TASK REQUIREMENTS
Count the lines below that contain the word "index", and give only that number.

Figure record extracts
▽

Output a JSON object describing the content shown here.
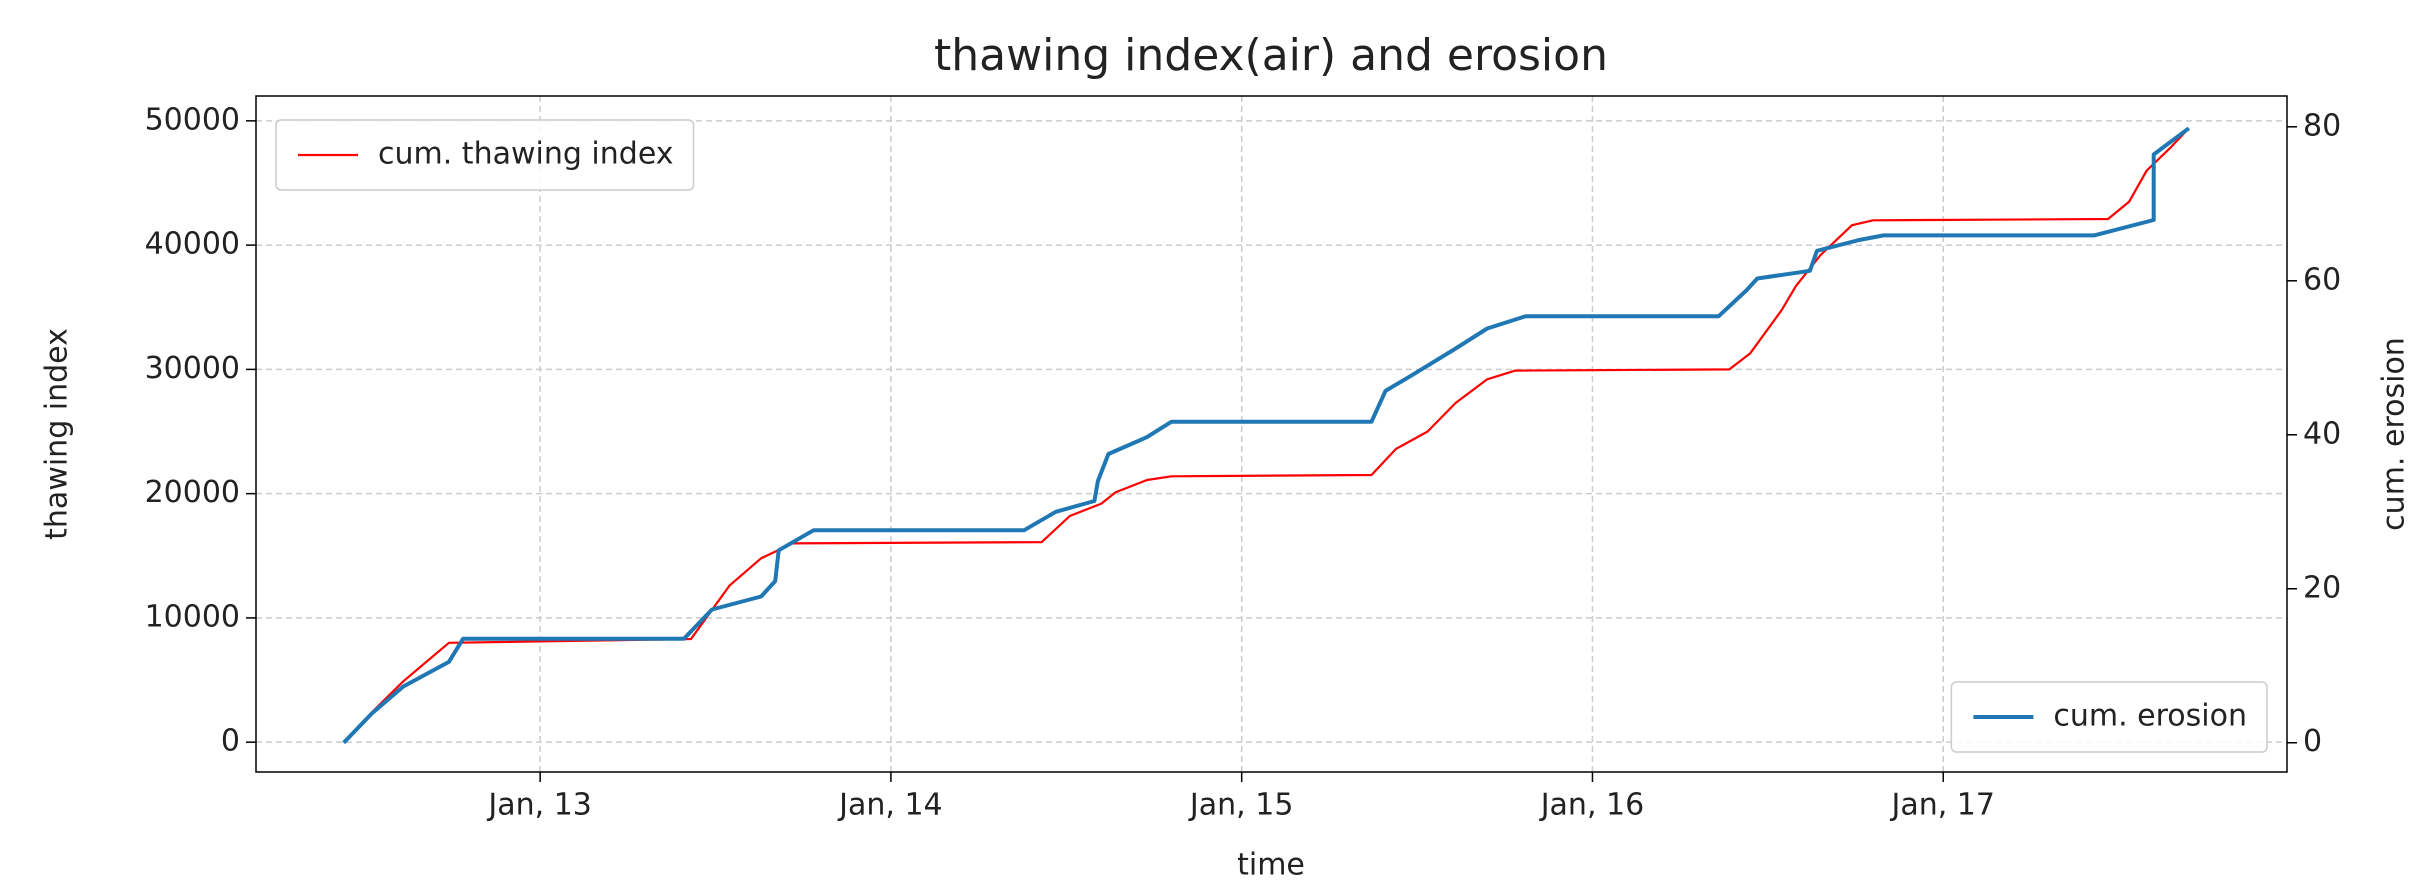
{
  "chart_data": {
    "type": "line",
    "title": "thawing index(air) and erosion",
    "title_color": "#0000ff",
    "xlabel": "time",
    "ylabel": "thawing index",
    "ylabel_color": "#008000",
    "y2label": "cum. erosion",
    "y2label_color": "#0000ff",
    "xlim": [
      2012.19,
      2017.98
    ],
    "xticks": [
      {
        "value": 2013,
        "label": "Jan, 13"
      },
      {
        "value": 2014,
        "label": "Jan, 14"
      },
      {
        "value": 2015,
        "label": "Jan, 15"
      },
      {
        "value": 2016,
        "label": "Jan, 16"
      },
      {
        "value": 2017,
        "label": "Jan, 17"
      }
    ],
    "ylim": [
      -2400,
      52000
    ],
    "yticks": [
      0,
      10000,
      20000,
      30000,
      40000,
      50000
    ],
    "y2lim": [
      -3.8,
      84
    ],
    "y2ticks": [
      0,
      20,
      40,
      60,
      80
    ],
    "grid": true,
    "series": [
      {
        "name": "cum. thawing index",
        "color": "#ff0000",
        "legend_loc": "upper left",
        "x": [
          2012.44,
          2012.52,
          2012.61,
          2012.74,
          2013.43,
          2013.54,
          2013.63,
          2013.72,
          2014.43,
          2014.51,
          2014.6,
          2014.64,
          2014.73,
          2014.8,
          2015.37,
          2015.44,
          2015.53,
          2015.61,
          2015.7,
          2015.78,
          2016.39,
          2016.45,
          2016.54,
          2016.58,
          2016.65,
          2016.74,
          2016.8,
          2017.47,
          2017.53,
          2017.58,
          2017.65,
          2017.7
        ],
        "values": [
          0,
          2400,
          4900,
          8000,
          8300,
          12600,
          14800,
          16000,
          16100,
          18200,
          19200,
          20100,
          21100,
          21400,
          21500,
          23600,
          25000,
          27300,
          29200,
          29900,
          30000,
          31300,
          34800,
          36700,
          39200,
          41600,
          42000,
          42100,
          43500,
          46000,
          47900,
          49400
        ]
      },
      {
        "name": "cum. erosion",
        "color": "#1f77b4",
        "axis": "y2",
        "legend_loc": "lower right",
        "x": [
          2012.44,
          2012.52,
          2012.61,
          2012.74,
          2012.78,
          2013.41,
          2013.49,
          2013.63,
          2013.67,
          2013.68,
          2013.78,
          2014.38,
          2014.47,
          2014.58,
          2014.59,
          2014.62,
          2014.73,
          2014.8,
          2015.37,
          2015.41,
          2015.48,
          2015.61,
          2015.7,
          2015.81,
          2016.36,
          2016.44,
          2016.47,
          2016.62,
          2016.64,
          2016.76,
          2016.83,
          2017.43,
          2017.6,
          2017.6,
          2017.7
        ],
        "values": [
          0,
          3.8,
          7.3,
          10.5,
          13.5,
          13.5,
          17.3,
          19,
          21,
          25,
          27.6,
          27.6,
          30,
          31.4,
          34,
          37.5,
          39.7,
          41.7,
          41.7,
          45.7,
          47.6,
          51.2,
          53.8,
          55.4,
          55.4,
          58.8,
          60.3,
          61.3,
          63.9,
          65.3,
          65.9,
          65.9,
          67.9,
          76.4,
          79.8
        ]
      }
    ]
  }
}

△

IN RESPONSE
3